- TO BE DONE: Emit the data below verbatim, stripping out any pictures.

- STORED RECORDS:
========================

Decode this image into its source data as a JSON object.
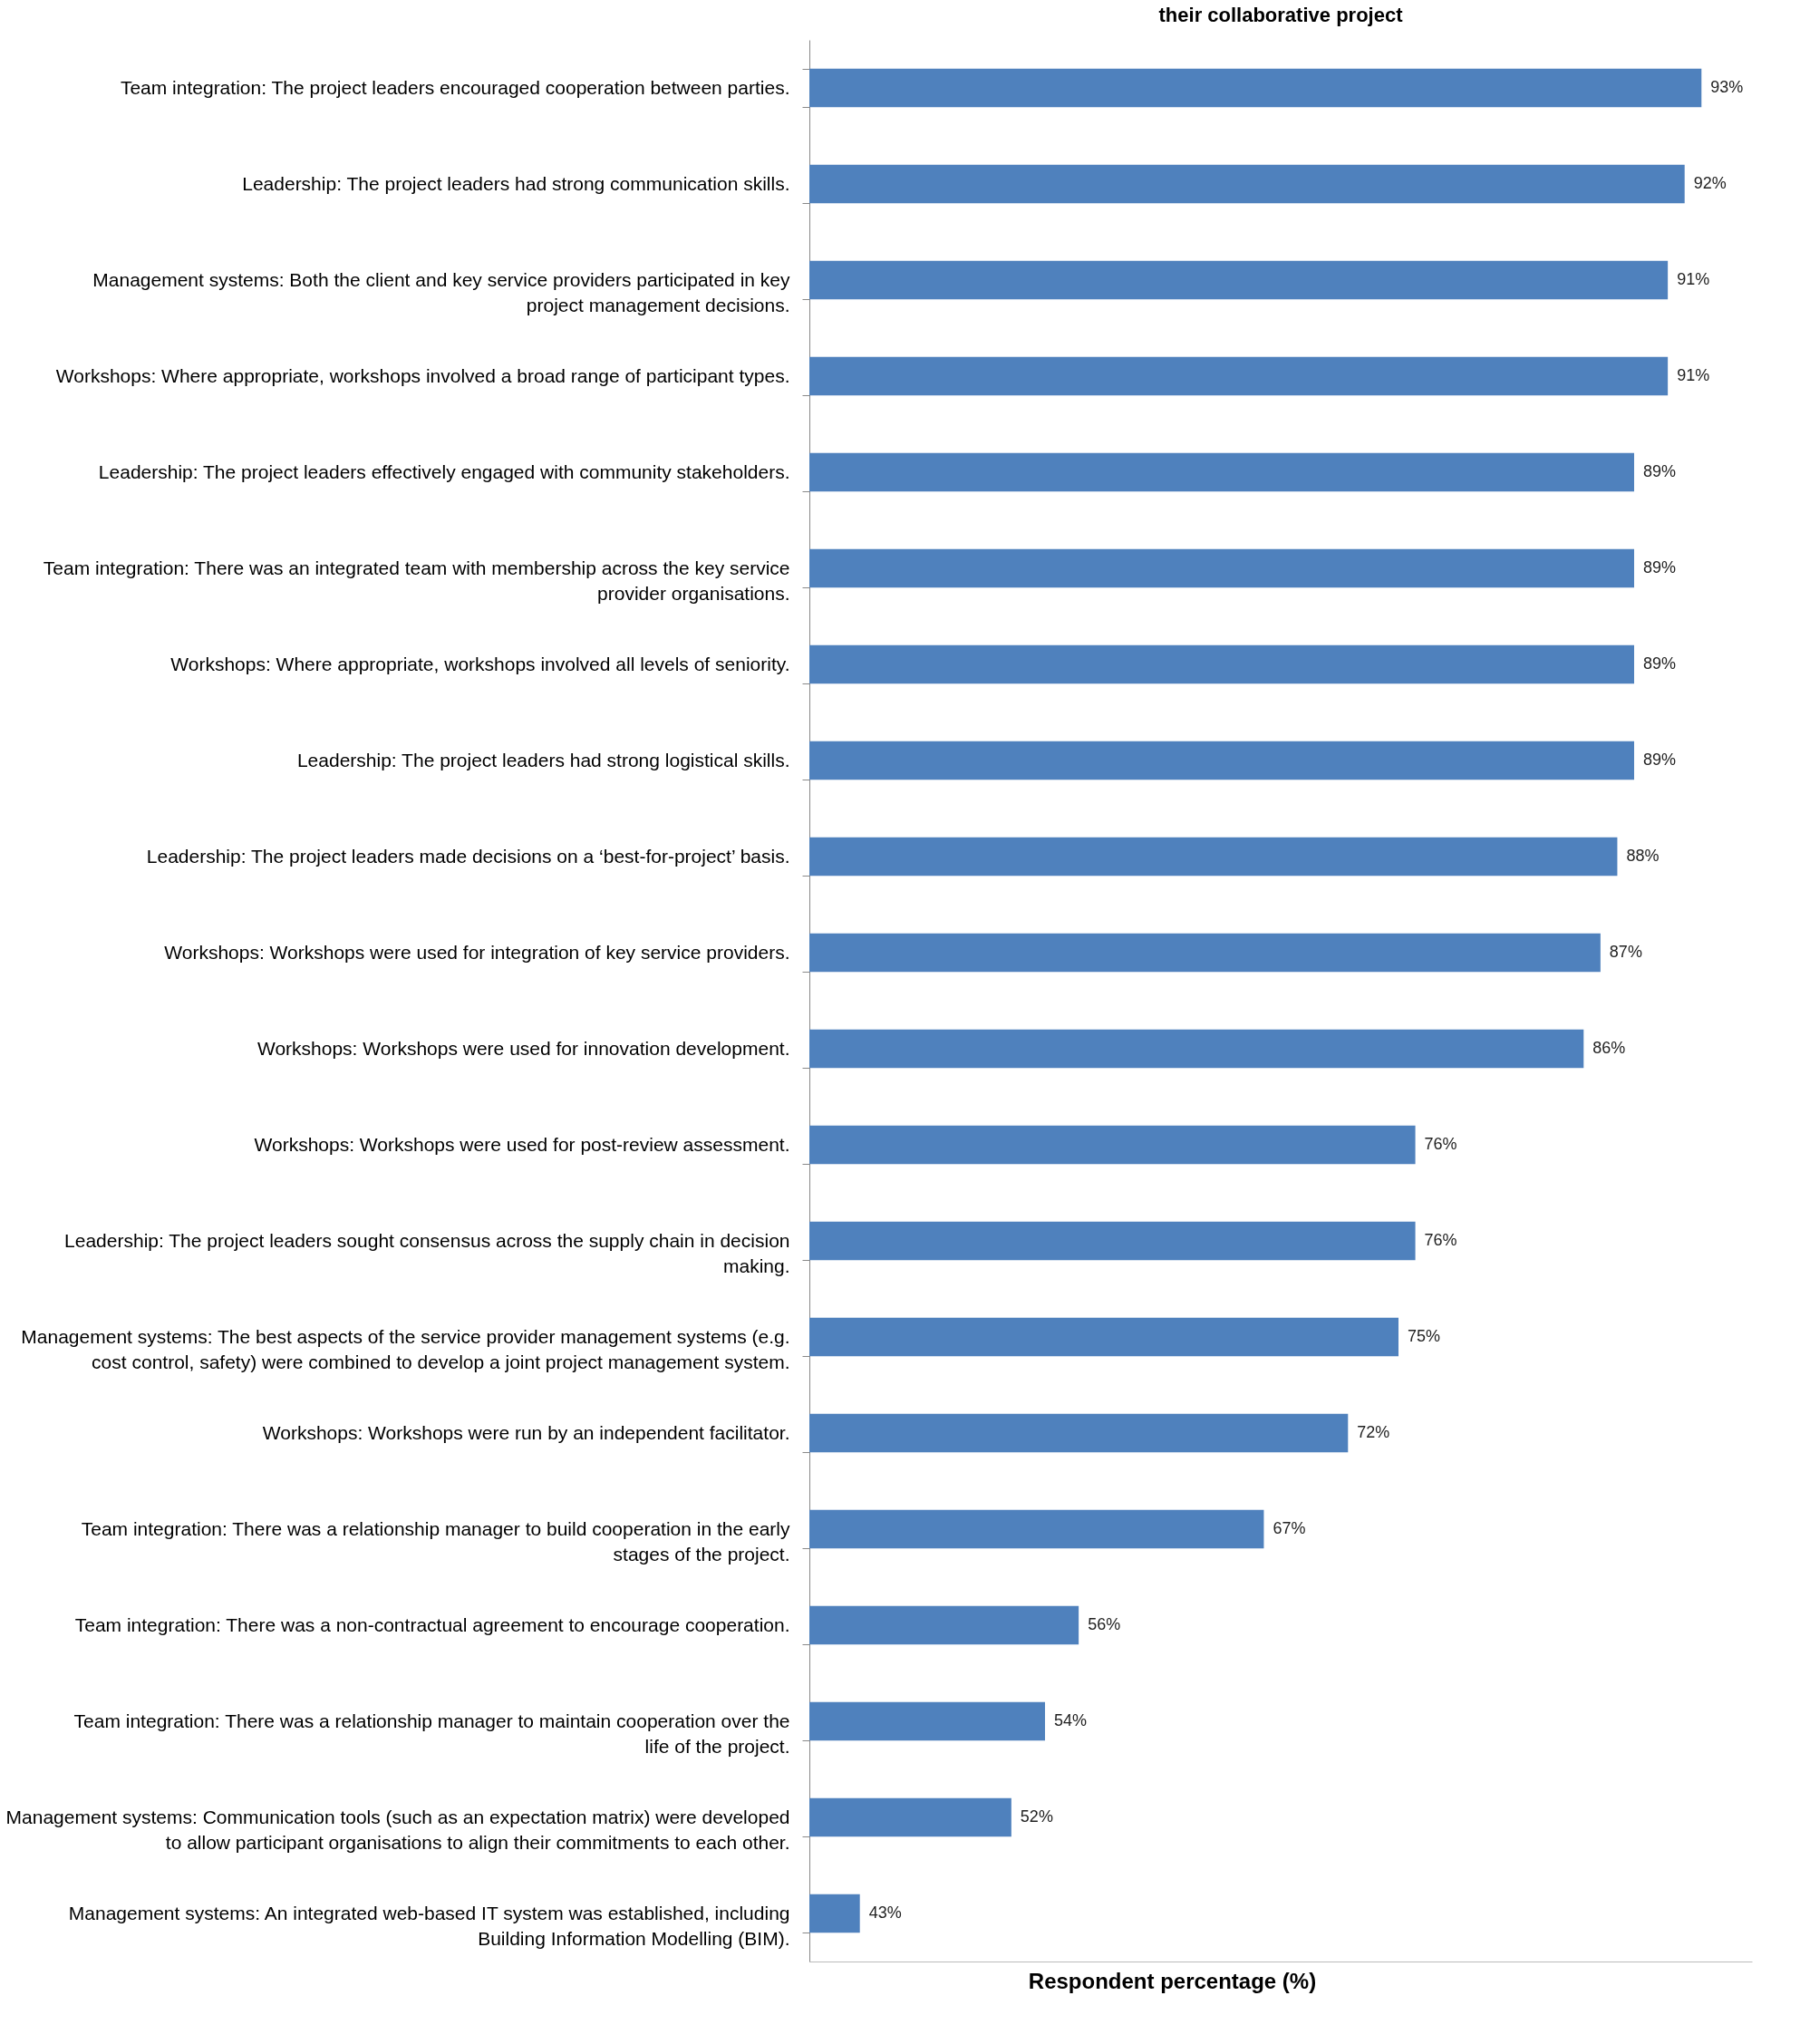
{
  "chart_data": {
    "type": "bar",
    "orientation": "horizontal",
    "title": "their collaborative project",
    "xlabel": "Respondent percentage (%)",
    "categories": [
      "Team integration: The project leaders encouraged cooperation between parties.",
      "Leadership: The project leaders had strong communication skills.",
      "Management systems: Both the client and key service providers participated in key project management decisions.",
      "Workshops: Where appropriate, workshops involved a broad range of participant types.",
      "Leadership: The project leaders effectively engaged with community stakeholders.",
      "Team integration: There was an integrated team with membership across the key service provider organisations.",
      "Workshops: Where appropriate, workshops involved all levels of seniority.",
      "Leadership: The project leaders had strong logistical skills.",
      "Leadership: The project leaders made decisions on a ‘best-for-project’ basis.",
      "Workshops: Workshops were used for integration of key service providers.",
      "Workshops: Workshops were used for innovation development.",
      "Workshops: Workshops were used for post-review assessment.",
      "Leadership: The project leaders sought consensus across the supply chain in decision making.",
      "Management systems: The best aspects of the service provider management systems (e.g. cost control, safety) were combined to develop a joint project management system.",
      "Workshops: Workshops were run by an independent facilitator.",
      "Team integration: There was a relationship manager to build cooperation in the early stages of the project.",
      "Team integration: There was a non-contractual agreement to encourage cooperation.",
      "Team integration: There was a relationship manager to maintain cooperation over the life of the project.",
      "Management systems: Communication tools (such as an expectation matrix) were developed to allow participant organisations to align their commitments to each other.",
      "Management systems: An integrated web-based IT system was established, including Building Information Modelling (BIM)."
    ],
    "values": [
      93,
      92,
      91,
      91,
      89,
      89,
      89,
      89,
      88,
      87,
      86,
      76,
      76,
      75,
      72,
      67,
      56,
      54,
      52,
      43
    ],
    "value_labels": [
      "93%",
      "92%",
      "91%",
      "91%",
      "89%",
      "89%",
      "89%",
      "89%",
      "88%",
      "87%",
      "86%",
      "76%",
      "76%",
      "75%",
      "72%",
      "67%",
      "56%",
      "54%",
      "52%",
      "43%"
    ],
    "color": "#4f81bd",
    "xlim": [
      40,
      96
    ],
    "tick_labels": "y",
    "grid": false
  }
}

========================

- RESULT:
Decode this image into its source data as a JSON object.
{
  "chart_data": {
    "type": "bar",
    "orientation": "horizontal",
    "title": "their collaborative project",
    "xlabel": "Respondent percentage (%)",
    "categories": [
      "Team integration: The project leaders encouraged cooperation between parties.",
      "Leadership: The project leaders had strong communication skills.",
      "Management systems: Both the client and key service providers participated in key project management decisions.",
      "Workshops: Where appropriate, workshops involved a broad range of participant types.",
      "Leadership: The project leaders effectively engaged with community stakeholders.",
      "Team integration: There was an integrated team with membership across the key service provider organisations.",
      "Workshops: Where appropriate, workshops involved all levels of seniority.",
      "Leadership: The project leaders had strong logistical skills.",
      "Leadership: The project leaders made decisions on a ‘best-for-project’ basis.",
      "Workshops: Workshops were used for integration of key service providers.",
      "Workshops: Workshops were used for innovation development.",
      "Workshops: Workshops were used for post-review assessment.",
      "Leadership: The project leaders sought consensus across the supply chain in decision making.",
      "Management systems: The best aspects of the service provider management systems (e.g. cost control, safety) were combined to develop a joint project management system.",
      "Workshops: Workshops were run by an independent facilitator.",
      "Team integration: There was a relationship manager to build cooperation in the early stages of the project.",
      "Team integration: There was a non-contractual agreement to encourage cooperation.",
      "Team integration: There was a relationship manager to maintain cooperation over the life of the project.",
      "Management systems: Communication tools (such as an expectation matrix) were developed to allow participant organisations to align their commitments to each other.",
      "Management systems: An integrated web-based IT system was established, including Building Information Modelling (BIM)."
    ],
    "values": [
      93,
      92,
      91,
      91,
      89,
      89,
      89,
      89,
      88,
      87,
      86,
      76,
      76,
      75,
      72,
      67,
      56,
      54,
      52,
      43
    ],
    "value_labels": [
      "93%",
      "92%",
      "91%",
      "91%",
      "89%",
      "89%",
      "89%",
      "89%",
      "88%",
      "87%",
      "86%",
      "76%",
      "76%",
      "75%",
      "72%",
      "67%",
      "56%",
      "54%",
      "52%",
      "43%"
    ],
    "color": "#4f81bd",
    "xlim": [
      40,
      96
    ],
    "tick_labels": "y",
    "grid": false
  }
}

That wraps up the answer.